──────── Listed entries

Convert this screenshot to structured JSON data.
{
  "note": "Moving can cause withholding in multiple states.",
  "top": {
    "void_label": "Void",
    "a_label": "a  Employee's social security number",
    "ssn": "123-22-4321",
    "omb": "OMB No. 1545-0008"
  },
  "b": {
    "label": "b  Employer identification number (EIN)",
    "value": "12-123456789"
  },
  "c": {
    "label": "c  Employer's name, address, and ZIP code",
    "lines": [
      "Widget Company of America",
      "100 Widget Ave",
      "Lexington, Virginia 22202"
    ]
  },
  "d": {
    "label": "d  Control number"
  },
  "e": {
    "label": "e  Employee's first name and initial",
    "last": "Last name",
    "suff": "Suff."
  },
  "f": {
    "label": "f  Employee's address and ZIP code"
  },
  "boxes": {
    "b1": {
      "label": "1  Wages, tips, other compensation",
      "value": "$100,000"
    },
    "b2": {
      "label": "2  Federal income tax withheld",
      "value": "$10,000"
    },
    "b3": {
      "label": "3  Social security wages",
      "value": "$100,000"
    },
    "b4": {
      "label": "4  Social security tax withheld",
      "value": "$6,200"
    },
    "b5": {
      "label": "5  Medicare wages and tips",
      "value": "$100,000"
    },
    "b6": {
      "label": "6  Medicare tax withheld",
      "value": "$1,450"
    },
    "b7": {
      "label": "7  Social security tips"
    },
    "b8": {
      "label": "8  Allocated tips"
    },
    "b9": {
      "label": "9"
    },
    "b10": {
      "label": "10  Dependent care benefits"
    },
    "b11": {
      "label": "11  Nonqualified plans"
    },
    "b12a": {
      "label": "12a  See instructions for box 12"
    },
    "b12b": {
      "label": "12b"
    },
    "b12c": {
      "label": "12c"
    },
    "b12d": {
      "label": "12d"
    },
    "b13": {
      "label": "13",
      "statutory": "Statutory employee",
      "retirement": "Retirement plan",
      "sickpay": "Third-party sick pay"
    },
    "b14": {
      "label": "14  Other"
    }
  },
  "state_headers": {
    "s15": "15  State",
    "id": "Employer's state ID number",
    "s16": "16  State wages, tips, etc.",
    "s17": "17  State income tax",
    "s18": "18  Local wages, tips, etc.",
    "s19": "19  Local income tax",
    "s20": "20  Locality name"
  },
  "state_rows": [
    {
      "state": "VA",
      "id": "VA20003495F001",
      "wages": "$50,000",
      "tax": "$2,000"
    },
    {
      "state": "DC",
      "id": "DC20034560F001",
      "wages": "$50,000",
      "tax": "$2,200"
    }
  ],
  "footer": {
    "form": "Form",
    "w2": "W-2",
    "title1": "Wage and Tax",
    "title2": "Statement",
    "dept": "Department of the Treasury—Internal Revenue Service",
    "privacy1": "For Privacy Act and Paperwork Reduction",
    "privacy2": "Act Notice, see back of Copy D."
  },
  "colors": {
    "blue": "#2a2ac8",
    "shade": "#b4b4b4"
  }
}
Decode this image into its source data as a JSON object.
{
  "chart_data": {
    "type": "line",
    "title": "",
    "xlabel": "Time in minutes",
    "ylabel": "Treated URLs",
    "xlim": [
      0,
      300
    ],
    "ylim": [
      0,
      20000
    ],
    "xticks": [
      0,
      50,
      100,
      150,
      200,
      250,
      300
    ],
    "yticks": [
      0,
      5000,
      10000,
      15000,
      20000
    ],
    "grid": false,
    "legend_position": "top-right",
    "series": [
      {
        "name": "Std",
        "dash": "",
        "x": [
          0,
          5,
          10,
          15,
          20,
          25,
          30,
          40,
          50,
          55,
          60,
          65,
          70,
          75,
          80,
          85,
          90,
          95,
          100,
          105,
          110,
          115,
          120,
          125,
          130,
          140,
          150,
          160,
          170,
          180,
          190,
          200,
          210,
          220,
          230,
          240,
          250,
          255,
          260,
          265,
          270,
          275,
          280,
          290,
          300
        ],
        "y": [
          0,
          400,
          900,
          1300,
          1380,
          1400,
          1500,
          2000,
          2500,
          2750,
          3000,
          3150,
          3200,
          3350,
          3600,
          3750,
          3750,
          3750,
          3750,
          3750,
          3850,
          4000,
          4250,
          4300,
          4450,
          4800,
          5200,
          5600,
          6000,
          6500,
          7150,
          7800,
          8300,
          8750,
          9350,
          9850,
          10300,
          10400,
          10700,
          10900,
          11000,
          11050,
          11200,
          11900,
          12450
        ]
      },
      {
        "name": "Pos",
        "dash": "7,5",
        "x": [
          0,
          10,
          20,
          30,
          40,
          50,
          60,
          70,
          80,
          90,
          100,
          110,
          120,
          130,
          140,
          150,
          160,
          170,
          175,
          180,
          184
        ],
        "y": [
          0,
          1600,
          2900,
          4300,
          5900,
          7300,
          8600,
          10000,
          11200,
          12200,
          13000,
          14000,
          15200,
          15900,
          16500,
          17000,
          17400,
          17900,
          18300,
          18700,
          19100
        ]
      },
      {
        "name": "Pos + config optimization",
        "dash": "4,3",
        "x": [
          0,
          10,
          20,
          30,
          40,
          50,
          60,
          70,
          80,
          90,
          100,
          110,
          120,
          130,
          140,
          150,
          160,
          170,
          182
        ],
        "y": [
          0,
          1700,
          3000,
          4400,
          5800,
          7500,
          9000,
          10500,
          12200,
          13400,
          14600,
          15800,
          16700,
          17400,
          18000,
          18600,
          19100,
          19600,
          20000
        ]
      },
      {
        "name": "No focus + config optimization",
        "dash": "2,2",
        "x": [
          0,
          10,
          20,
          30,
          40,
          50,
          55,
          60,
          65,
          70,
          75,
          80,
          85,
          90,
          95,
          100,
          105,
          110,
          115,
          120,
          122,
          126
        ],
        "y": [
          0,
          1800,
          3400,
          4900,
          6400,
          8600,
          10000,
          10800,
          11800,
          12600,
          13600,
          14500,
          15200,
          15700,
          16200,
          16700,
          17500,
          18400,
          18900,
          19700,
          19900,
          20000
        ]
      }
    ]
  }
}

────────────────

### Goal
Output the listing above word for word.

### The response
Convert this screenshot to structured JSON data.
{
  "note": "Moving can cause withholding in multiple states.",
  "top": {
    "void_label": "Void",
    "a_label": "a  Employee's social security number",
    "ssn": "123-22-4321",
    "omb": "OMB No. 1545-0008"
  },
  "b": {
    "label": "b  Employer identification number (EIN)",
    "value": "12-123456789"
  },
  "c": {
    "label": "c  Employer's name, address, and ZIP code",
    "lines": [
      "Widget Company of America",
      "100 Widget Ave",
      "Lexington, Virginia 22202"
    ]
  },
  "d": {
    "label": "d  Control number"
  },
  "e": {
    "label": "e  Employee's first name and initial",
    "last": "Last name",
    "suff": "Suff."
  },
  "f": {
    "label": "f  Employee's address and ZIP code"
  },
  "boxes": {
    "b1": {
      "label": "1  Wages, tips, other compensation",
      "value": "$100,000"
    },
    "b2": {
      "label": "2  Federal income tax withheld",
      "value": "$10,000"
    },
    "b3": {
      "label": "3  Social security wages",
      "value": "$100,000"
    },
    "b4": {
      "label": "4  Social security tax withheld",
      "value": "$6,200"
    },
    "b5": {
      "label": "5  Medicare wages and tips",
      "value": "$100,000"
    },
    "b6": {
      "label": "6  Medicare tax withheld",
      "value": "$1,450"
    },
    "b7": {
      "label": "7  Social security tips"
    },
    "b8": {
      "label": "8  Allocated tips"
    },
    "b9": {
      "label": "9"
    },
    "b10": {
      "label": "10  Dependent care benefits"
    },
    "b11": {
      "label": "11  Nonqualified plans"
    },
    "b12a": {
      "label": "12a  See instructions for box 12"
    },
    "b12b": {
      "label": "12b"
    },
    "b12c": {
      "label": "12c"
    },
    "b12d": {
      "label": "12d"
    },
    "b13": {
      "label": "13",
      "statutory": "Statutory employee",
      "retirement": "Retirement plan",
      "sickpay": "Third-party sick pay"
    },
    "b14": {
      "label": "14  Other"
    }
  },
  "state_headers": {
    "s15": "15  State",
    "id": "Employer's state ID number",
    "s16": "16  State wages, tips, etc.",
    "s17": "17  State income tax",
    "s18": "18  Local wages, tips, etc.",
    "s19": "19  Local income tax",
    "s20": "20  Locality name"
  },
  "state_rows": [
    {
      "state": "VA",
      "id": "VA20003495F001",
      "wages": "$50,000",
      "tax": "$2,000"
    },
    {
      "state": "DC",
      "id": "DC20034560F001",
      "wages": "$50,000",
      "tax": "$2,200"
    }
  ],
  "footer": {
    "form": "Form",
    "w2": "W-2",
    "title1": "Wage and Tax",
    "title2": "Statement",
    "dept": "Department of the Treasury—Internal Revenue Service",
    "privacy1": "For Privacy Act and Paperwork Reduction",
    "privacy2": "Act Notice, see back of Copy D."
  },
  "colors": {
    "blue": "#2a2ac8",
    "shade": "#b4b4b4"
  }
}
Decode this image into its source data as a JSON object.
{
  "chart_data": {
    "type": "line",
    "title": "",
    "xlabel": "Time in minutes",
    "ylabel": "Treated URLs",
    "xlim": [
      0,
      300
    ],
    "ylim": [
      0,
      20000
    ],
    "xticks": [
      0,
      50,
      100,
      150,
      200,
      250,
      300
    ],
    "yticks": [
      0,
      5000,
      10000,
      15000,
      20000
    ],
    "grid": false,
    "legend_position": "top-right",
    "series": [
      {
        "name": "Std",
        "dash": "",
        "x": [
          0,
          5,
          10,
          15,
          20,
          25,
          30,
          40,
          50,
          55,
          60,
          65,
          70,
          75,
          80,
          85,
          90,
          95,
          100,
          105,
          110,
          115,
          120,
          125,
          130,
          140,
          150,
          160,
          170,
          180,
          190,
          200,
          210,
          220,
          230,
          240,
          250,
          255,
          260,
          265,
          270,
          275,
          280,
          290,
          300
        ],
        "y": [
          0,
          400,
          900,
          1300,
          1380,
          1400,
          1500,
          2000,
          2500,
          2750,
          3000,
          3150,
          3200,
          3350,
          3600,
          3750,
          3750,
          3750,
          3750,
          3750,
          3850,
          4000,
          4250,
          4300,
          4450,
          4800,
          5200,
          5600,
          6000,
          6500,
          7150,
          7800,
          8300,
          8750,
          9350,
          9850,
          10300,
          10400,
          10700,
          10900,
          11000,
          11050,
          11200,
          11900,
          12450
        ]
      },
      {
        "name": "Pos",
        "dash": "7,5",
        "x": [
          0,
          10,
          20,
          30,
          40,
          50,
          60,
          70,
          80,
          90,
          100,
          110,
          120,
          130,
          140,
          150,
          160,
          170,
          175,
          180,
          184
        ],
        "y": [
          0,
          1600,
          2900,
          4300,
          5900,
          7300,
          8600,
          10000,
          11200,
          12200,
          13000,
          14000,
          15200,
          15900,
          16500,
          17000,
          17400,
          17900,
          18300,
          18700,
          19100
        ]
      },
      {
        "name": "Pos + config optimization",
        "dash": "4,3",
        "x": [
          0,
          10,
          20,
          30,
          40,
          50,
          60,
          70,
          80,
          90,
          100,
          110,
          120,
          130,
          140,
          150,
          160,
          170,
          182
        ],
        "y": [
          0,
          1700,
          3000,
          4400,
          5800,
          7500,
          9000,
          10500,
          12200,
          13400,
          14600,
          15800,
          16700,
          17400,
          18000,
          18600,
          19100,
          19600,
          20000
        ]
      },
      {
        "name": "No focus + config optimization",
        "dash": "2,2",
        "x": [
          0,
          10,
          20,
          30,
          40,
          50,
          55,
          60,
          65,
          70,
          75,
          80,
          85,
          90,
          95,
          100,
          105,
          110,
          115,
          120,
          122,
          126
        ],
        "y": [
          0,
          1800,
          3400,
          4900,
          6400,
          8600,
          10000,
          10800,
          11800,
          12600,
          13600,
          14500,
          15200,
          15700,
          16200,
          16700,
          17500,
          18400,
          18900,
          19700,
          19900,
          20000
        ]
      }
    ]
  }
}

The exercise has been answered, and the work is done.